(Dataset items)
------------------------------------------------------------

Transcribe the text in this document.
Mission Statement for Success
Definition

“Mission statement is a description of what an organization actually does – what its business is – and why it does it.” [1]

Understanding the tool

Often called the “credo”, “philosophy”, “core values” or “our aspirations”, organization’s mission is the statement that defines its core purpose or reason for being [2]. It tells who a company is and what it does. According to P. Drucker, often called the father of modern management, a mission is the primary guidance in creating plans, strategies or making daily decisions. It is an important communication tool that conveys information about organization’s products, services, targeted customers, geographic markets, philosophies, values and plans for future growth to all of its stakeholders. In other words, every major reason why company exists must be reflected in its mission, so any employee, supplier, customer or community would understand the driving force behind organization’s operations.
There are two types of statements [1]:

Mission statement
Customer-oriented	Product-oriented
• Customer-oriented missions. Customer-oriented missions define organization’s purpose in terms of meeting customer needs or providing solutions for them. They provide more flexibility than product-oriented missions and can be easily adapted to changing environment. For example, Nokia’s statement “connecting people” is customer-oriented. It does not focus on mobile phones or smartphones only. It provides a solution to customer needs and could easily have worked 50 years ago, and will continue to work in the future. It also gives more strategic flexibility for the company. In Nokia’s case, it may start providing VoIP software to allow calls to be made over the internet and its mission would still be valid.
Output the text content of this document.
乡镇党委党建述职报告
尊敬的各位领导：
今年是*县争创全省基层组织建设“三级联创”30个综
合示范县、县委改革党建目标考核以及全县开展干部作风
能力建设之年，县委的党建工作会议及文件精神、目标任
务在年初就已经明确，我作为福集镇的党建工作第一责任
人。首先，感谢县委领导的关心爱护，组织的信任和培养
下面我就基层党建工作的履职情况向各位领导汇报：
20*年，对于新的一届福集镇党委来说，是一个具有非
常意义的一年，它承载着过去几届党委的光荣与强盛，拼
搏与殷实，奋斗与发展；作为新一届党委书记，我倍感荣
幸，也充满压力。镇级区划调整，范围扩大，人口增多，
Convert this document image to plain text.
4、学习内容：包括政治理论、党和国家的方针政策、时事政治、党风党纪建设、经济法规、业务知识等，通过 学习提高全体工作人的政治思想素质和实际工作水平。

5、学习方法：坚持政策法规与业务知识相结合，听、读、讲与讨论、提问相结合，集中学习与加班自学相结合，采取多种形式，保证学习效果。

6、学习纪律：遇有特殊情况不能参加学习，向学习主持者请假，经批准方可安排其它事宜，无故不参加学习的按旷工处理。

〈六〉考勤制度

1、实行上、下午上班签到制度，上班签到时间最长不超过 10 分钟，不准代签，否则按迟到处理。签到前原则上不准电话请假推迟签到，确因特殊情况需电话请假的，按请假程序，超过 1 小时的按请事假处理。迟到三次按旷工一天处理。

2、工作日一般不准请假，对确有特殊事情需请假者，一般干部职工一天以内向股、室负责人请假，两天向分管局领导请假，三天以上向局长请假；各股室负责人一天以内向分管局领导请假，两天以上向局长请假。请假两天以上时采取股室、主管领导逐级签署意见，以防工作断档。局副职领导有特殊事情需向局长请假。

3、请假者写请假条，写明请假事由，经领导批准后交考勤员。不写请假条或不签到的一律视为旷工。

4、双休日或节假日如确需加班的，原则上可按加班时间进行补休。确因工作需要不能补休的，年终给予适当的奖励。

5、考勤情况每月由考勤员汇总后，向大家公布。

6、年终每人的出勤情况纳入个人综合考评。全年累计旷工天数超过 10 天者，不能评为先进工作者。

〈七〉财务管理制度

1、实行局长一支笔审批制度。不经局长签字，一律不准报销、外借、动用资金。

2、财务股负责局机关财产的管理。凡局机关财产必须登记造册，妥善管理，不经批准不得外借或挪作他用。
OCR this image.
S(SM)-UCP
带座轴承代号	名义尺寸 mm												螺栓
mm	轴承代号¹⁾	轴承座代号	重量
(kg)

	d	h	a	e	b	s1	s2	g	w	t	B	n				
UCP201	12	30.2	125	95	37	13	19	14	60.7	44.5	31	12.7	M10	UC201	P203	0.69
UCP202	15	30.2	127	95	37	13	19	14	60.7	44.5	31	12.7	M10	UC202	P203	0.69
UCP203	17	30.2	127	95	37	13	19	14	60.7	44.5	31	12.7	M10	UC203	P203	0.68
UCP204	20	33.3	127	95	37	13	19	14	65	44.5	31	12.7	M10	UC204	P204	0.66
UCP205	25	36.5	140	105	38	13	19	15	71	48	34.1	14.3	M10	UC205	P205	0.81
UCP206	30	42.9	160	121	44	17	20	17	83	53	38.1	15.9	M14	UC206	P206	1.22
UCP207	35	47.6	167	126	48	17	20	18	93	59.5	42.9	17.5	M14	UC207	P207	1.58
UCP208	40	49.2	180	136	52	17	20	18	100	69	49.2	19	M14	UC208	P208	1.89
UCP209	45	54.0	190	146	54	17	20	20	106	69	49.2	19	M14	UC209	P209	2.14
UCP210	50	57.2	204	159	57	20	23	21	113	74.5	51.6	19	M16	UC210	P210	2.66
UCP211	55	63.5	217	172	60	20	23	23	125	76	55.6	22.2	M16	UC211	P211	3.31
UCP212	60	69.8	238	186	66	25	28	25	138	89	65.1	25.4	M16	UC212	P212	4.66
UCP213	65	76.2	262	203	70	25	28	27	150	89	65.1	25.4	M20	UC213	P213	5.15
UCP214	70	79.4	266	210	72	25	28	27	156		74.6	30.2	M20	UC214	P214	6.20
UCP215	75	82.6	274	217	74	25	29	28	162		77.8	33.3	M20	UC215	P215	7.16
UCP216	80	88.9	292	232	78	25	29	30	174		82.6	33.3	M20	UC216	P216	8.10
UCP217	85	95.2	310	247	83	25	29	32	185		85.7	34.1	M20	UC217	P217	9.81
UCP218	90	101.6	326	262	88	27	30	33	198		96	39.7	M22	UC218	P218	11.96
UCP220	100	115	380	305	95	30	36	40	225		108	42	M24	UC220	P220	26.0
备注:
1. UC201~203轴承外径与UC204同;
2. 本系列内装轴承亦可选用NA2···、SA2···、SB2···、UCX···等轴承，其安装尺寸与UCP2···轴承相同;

------------------------------------------------------------

*REQUIREMENTS*
Make an exact copy of every line in the data.

*TASK SOLUTION*
Transcribe the text in this document.
Mission Statement for Success
Definition

“Mission statement is a description of what an organization actually does – what its business is – and why it does it.” [1]

Understanding the tool

Often called the “credo”, “philosophy”, “core values” or “our aspirations”, organization’s mission is the statement that defines its core purpose or reason for being [2]. It tells who a company is and what it does. According to P. Drucker, often called the father of modern management, a mission is the primary guidance in creating plans, strategies or making daily decisions. It is an important communication tool that conveys information about organization’s products, services, targeted customers, geographic markets, philosophies, values and plans for future growth to all of its stakeholders. In other words, every major reason why company exists must be reflected in its mission, so any employee, supplier, customer or community would understand the driving force behind organization’s operations.
There are two types of statements [1]:

Mission statement
Customer-oriented	Product-oriented
• Customer-oriented missions. Customer-oriented missions define organization’s purpose in terms of meeting customer needs or providing solutions for them. They provide more flexibility than product-oriented missions and can be easily adapted to changing environment. For example, Nokia’s statement “connecting people” is customer-oriented. It does not focus on mobile phones or smartphones only. It provides a solution to customer needs and could easily have worked 50 years ago, and will continue to work in the future. It also gives more strategic flexibility for the company. In Nokia’s case, it may start providing VoIP software to allow calls to be made over the internet and its mission would still be valid.
Output the text content of this document.
乡镇党委党建述职报告
尊敬的各位领导：
今年是*县争创全省基层组织建设“三级联创”30个综
合示范县、县委改革党建目标考核以及全县开展干部作风
能力建设之年，县委的党建工作会议及文件精神、目标任
务在年初就已经明确，我作为福集镇的党建工作第一责任
人。首先，感谢县委领导的关心爱护，组织的信任和培养
下面我就基层党建工作的履职情况向各位领导汇报：
20*年，对于新的一届福集镇党委来说，是一个具有非
常意义的一年，它承载着过去几届党委的光荣与强盛，拼
搏与殷实，奋斗与发展；作为新一届党委书记，我倍感荣
幸，也充满压力。镇级区划调整，范围扩大，人口增多，
Convert this document image to plain text.
4、学习内容：包括政治理论、党和国家的方针政策、时事政治、党风党纪建设、经济法规、业务知识等，通过 学习提高全体工作人的政治思想素质和实际工作水平。

5、学习方法：坚持政策法规与业务知识相结合，听、读、讲与讨论、提问相结合，集中学习与加班自学相结合，采取多种形式，保证学习效果。

6、学习纪律：遇有特殊情况不能参加学习，向学习主持者请假，经批准方可安排其它事宜，无故不参加学习的按旷工处理。

〈六〉考勤制度

1、实行上、下午上班签到制度，上班签到时间最长不超过 10 分钟，不准代签，否则按迟到处理。签到前原则上不准电话请假推迟签到，确因特殊情况需电话请假的，按请假程序，超过 1 小时的按请事假处理。迟到三次按旷工一天处理。

2、工作日一般不准请假，对确有特殊事情需请假者，一般干部职工一天以内向股、室负责人请假，两天向分管局领导请假，三天以上向局长请假；各股室负责人一天以内向分管局领导请假，两天以上向局长请假。请假两天以上时采取股室、主管领导逐级签署意见，以防工作断档。局副职领导有特殊事情需向局长请假。

3、请假者写请假条，写明请假事由，经领导批准后交考勤员。不写请假条或不签到的一律视为旷工。

4、双休日或节假日如确需加班的，原则上可按加班时间进行补休。确因工作需要不能补休的，年终给予适当的奖励。

5、考勤情况每月由考勤员汇总后，向大家公布。

6、年终每人的出勤情况纳入个人综合考评。全年累计旷工天数超过 10 天者，不能评为先进工作者。

〈七〉财务管理制度

1、实行局长一支笔审批制度。不经局长签字，一律不准报销、外借、动用资金。

2、财务股负责局机关财产的管理。凡局机关财产必须登记造册，妥善管理，不经批准不得外借或挪作他用。
OCR this image.
S(SM)-UCP
带座轴承代号	名义尺寸 mm												螺栓
mm	轴承代号¹⁾	轴承座代号	重量
(kg)

	d	h	a	e	b	s1	s2	g	w	t	B	n				
UCP201	12	30.2	125	95	37	13	19	14	60.7	44.5	31	12.7	M10	UC201	P203	0.69
UCP202	15	30.2	127	95	37	13	19	14	60.7	44.5	31	12.7	M10	UC202	P203	0.69
UCP203	17	30.2	127	95	37	13	19	14	60.7	44.5	31	12.7	M10	UC203	P203	0.68
UCP204	20	33.3	127	95	37	13	19	14	65	44.5	31	12.7	M10	UC204	P204	0.66
UCP205	25	36.5	140	105	38	13	19	15	71	48	34.1	14.3	M10	UC205	P205	0.81
UCP206	30	42.9	160	121	44	17	20	17	83	53	38.1	15.9	M14	UC206	P206	1.22
UCP207	35	47.6	167	126	48	17	20	18	93	59.5	42.9	17.5	M14	UC207	P207	1.58
UCP208	40	49.2	180	136	52	17	20	18	100	69	49.2	19	M14	UC208	P208	1.89
UCP209	45	54.0	190	146	54	17	20	20	106	69	49.2	19	M14	UC209	P209	2.14
UCP210	50	57.2	204	159	57	20	23	21	113	74.5	51.6	19	M16	UC210	P210	2.66
UCP211	55	63.5	217	172	60	20	23	23	125	76	55.6	22.2	M16	UC211	P211	3.31
UCP212	60	69.8	238	186	66	25	28	25	138	89	65.1	25.4	M16	UC212	P212	4.66
UCP213	65	76.2	262	203	70	25	28	27	150	89	65.1	25.4	M20	UC213	P213	5.15
UCP214	70	79.4	266	210	72	25	28	27	156		74.6	30.2	M20	UC214	P214	6.20
UCP215	75	82.6	274	217	74	25	29	28	162		77.8	33.3	M20	UC215	P215	7.16
UCP216	80	88.9	292	232	78	25	29	30	174		82.6	33.3	M20	UC216	P216	8.10
UCP217	85	95.2	310	247	83	25	29	32	185		85.7	34.1	M20	UC217	P217	9.81
UCP218	90	101.6	326	262	88	27	30	33	198		96	39.7	M22	UC218	P218	11.96
UCP220	100	115	380	305	95	30	36	40	225		108	42	M24	UC220	P220	26.0
备注:
1. UC201~203轴承外径与UC204同;
2. 本系列内装轴承亦可选用NA2···、SA2···、SB2···、UCX···等轴承，其安装尺寸与UCP2···轴承相同;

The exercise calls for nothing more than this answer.